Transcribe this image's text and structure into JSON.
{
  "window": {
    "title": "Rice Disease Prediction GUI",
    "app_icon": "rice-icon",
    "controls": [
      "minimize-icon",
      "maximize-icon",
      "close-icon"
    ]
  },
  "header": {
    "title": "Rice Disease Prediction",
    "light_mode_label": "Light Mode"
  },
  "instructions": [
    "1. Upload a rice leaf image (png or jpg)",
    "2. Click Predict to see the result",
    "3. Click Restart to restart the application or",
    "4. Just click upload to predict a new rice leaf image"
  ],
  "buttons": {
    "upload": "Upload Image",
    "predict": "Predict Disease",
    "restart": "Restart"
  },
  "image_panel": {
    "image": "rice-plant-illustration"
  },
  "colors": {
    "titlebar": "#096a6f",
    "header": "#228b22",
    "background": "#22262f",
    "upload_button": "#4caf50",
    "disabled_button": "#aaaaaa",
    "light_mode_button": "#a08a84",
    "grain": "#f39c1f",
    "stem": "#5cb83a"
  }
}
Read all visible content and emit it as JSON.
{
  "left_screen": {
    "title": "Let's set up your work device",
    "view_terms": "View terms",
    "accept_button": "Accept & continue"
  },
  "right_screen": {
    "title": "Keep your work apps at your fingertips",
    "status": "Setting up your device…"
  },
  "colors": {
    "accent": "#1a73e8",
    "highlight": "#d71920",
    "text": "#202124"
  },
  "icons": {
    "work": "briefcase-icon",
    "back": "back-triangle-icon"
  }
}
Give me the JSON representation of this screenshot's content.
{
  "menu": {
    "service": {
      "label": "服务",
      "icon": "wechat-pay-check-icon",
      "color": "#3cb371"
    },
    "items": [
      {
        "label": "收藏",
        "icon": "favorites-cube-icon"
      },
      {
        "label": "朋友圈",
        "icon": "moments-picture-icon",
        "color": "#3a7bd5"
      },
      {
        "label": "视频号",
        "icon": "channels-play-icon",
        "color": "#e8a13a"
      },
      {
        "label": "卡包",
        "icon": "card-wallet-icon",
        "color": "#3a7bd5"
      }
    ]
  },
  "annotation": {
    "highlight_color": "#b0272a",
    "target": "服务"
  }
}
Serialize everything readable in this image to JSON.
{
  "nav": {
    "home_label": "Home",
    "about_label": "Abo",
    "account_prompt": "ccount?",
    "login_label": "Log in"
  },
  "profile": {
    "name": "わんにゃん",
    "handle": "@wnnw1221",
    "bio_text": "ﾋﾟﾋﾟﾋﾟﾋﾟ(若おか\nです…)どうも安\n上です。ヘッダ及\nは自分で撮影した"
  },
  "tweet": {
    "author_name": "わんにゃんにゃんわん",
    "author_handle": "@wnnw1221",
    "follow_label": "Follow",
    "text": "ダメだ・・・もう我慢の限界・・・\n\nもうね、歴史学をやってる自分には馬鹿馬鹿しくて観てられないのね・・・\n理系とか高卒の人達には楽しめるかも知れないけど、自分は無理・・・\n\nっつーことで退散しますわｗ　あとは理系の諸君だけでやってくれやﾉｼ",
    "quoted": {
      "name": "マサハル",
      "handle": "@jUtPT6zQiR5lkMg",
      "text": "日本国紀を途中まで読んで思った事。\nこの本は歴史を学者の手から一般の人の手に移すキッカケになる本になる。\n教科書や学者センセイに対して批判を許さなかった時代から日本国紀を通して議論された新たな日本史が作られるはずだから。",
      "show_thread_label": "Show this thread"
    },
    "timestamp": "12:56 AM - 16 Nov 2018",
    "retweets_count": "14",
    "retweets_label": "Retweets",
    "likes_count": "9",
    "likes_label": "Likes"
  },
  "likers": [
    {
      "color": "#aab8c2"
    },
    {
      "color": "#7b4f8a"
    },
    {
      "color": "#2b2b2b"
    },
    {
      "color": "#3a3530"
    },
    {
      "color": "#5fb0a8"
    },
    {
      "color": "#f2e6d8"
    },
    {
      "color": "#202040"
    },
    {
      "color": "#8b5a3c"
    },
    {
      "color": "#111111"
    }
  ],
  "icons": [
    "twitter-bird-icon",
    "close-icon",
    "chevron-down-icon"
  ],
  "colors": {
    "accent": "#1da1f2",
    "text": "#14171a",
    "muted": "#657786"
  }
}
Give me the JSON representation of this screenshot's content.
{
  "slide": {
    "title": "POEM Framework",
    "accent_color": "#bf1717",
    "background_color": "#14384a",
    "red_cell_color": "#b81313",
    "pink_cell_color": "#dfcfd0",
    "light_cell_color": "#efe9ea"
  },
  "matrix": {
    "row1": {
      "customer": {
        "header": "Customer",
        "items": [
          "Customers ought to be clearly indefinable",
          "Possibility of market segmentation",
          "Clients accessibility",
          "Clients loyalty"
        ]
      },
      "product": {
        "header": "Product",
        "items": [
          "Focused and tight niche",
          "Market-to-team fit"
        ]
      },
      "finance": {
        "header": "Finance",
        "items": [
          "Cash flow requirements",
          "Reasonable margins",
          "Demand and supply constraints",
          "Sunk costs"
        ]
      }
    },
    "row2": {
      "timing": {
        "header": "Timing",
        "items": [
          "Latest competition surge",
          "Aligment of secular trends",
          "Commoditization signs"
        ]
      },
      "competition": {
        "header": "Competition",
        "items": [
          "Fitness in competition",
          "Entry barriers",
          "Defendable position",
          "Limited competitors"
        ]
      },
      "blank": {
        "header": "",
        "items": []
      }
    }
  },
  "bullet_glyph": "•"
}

+===+

Take the entries above and transcribe them in full.

◆ Solution to this problem ◆
Transcribe this image's text and structure into JSON.
{
  "window": {
    "title": "Rice Disease Prediction GUI",
    "app_icon": "rice-icon",
    "controls": [
      "minimize-icon",
      "maximize-icon",
      "close-icon"
    ]
  },
  "header": {
    "title": "Rice Disease Prediction",
    "light_mode_label": "Light Mode"
  },
  "instructions": [
    "1. Upload a rice leaf image (png or jpg)",
    "2. Click Predict to see the result",
    "3. Click Restart to restart the application or",
    "4. Just click upload to predict a new rice leaf image"
  ],
  "buttons": {
    "upload": "Upload Image",
    "predict": "Predict Disease",
    "restart": "Restart"
  },
  "image_panel": {
    "image": "rice-plant-illustration"
  },
  "colors": {
    "titlebar": "#096a6f",
    "header": "#228b22",
    "background": "#22262f",
    "upload_button": "#4caf50",
    "disabled_button": "#aaaaaa",
    "light_mode_button": "#a08a84",
    "grain": "#f39c1f",
    "stem": "#5cb83a"
  }
}
Read all visible content and emit it as JSON.
{
  "left_screen": {
    "title": "Let's set up your work device",
    "view_terms": "View terms",
    "accept_button": "Accept & continue"
  },
  "right_screen": {
    "title": "Keep your work apps at your fingertips",
    "status": "Setting up your device…"
  },
  "colors": {
    "accent": "#1a73e8",
    "highlight": "#d71920",
    "text": "#202124"
  },
  "icons": {
    "work": "briefcase-icon",
    "back": "back-triangle-icon"
  }
}
Give me the JSON representation of this screenshot's content.
{
  "menu": {
    "service": {
      "label": "服务",
      "icon": "wechat-pay-check-icon",
      "color": "#3cb371"
    },
    "items": [
      {
        "label": "收藏",
        "icon": "favorites-cube-icon"
      },
      {
        "label": "朋友圈",
        "icon": "moments-picture-icon",
        "color": "#3a7bd5"
      },
      {
        "label": "视频号",
        "icon": "channels-play-icon",
        "color": "#e8a13a"
      },
      {
        "label": "卡包",
        "icon": "card-wallet-icon",
        "color": "#3a7bd5"
      }
    ]
  },
  "annotation": {
    "highlight_color": "#b0272a",
    "target": "服务"
  }
}
Serialize everything readable in this image to JSON.
{
  "nav": {
    "home_label": "Home",
    "about_label": "Abo",
    "account_prompt": "ccount?",
    "login_label": "Log in"
  },
  "profile": {
    "name": "わんにゃん",
    "handle": "@wnnw1221",
    "bio_text": "ﾋﾟﾋﾟﾋﾟﾋﾟ(若おか\nです…)どうも安\n上です。ヘッダ及\nは自分で撮影した"
  },
  "tweet": {
    "author_name": "わんにゃんにゃんわん",
    "author_handle": "@wnnw1221",
    "follow_label": "Follow",
    "text": "ダメだ・・・もう我慢の限界・・・\n\nもうね、歴史学をやってる自分には馬鹿馬鹿しくて観てられないのね・・・\n理系とか高卒の人達には楽しめるかも知れないけど、自分は無理・・・\n\nっつーことで退散しますわｗ　あとは理系の諸君だけでやってくれやﾉｼ",
    "quoted": {
      "name": "マサハル",
      "handle": "@jUtPT6zQiR5lkMg",
      "text": "日本国紀を途中まで読んで思った事。\nこの本は歴史を学者の手から一般の人の手に移すキッカケになる本になる。\n教科書や学者センセイに対して批判を許さなかった時代から日本国紀を通して議論された新たな日本史が作られるはずだから。",
      "show_thread_label": "Show this thread"
    },
    "timestamp": "12:56 AM - 16 Nov 2018",
    "retweets_count": "14",
    "retweets_label": "Retweets",
    "likes_count": "9",
    "likes_label": "Likes"
  },
  "likers": [
    {
      "color": "#aab8c2"
    },
    {
      "color": "#7b4f8a"
    },
    {
      "color": "#2b2b2b"
    },
    {
      "color": "#3a3530"
    },
    {
      "color": "#5fb0a8"
    },
    {
      "color": "#f2e6d8"
    },
    {
      "color": "#202040"
    },
    {
      "color": "#8b5a3c"
    },
    {
      "color": "#111111"
    }
  ],
  "icons": [
    "twitter-bird-icon",
    "close-icon",
    "chevron-down-icon"
  ],
  "colors": {
    "accent": "#1da1f2",
    "text": "#14171a",
    "muted": "#657786"
  }
}
Give me the JSON representation of this screenshot's content.
{
  "slide": {
    "title": "POEM Framework",
    "accent_color": "#bf1717",
    "background_color": "#14384a",
    "red_cell_color": "#b81313",
    "pink_cell_color": "#dfcfd0",
    "light_cell_color": "#efe9ea"
  },
  "matrix": {
    "row1": {
      "customer": {
        "header": "Customer",
        "items": [
          "Customers ought to be clearly indefinable",
          "Possibility of market segmentation",
          "Clients accessibility",
          "Clients loyalty"
        ]
      },
      "product": {
        "header": "Product",
        "items": [
          "Focused and tight niche",
          "Market-to-team fit"
        ]
      },
      "finance": {
        "header": "Finance",
        "items": [
          "Cash flow requirements",
          "Reasonable margins",
          "Demand and supply constraints",
          "Sunk costs"
        ]
      }
    },
    "row2": {
      "timing": {
        "header": "Timing",
        "items": [
          "Latest competition surge",
          "Aligment of secular trends",
          "Commoditization signs"
        ]
      },
      "competition": {
        "header": "Competition",
        "items": [
          "Fitness in competition",
          "Entry barriers",
          "Defendable position",
          "Limited competitors"
        ]
      },
      "blank": {
        "header": "",
        "items": []
      }
    }
  },
  "bullet_glyph": "•"
}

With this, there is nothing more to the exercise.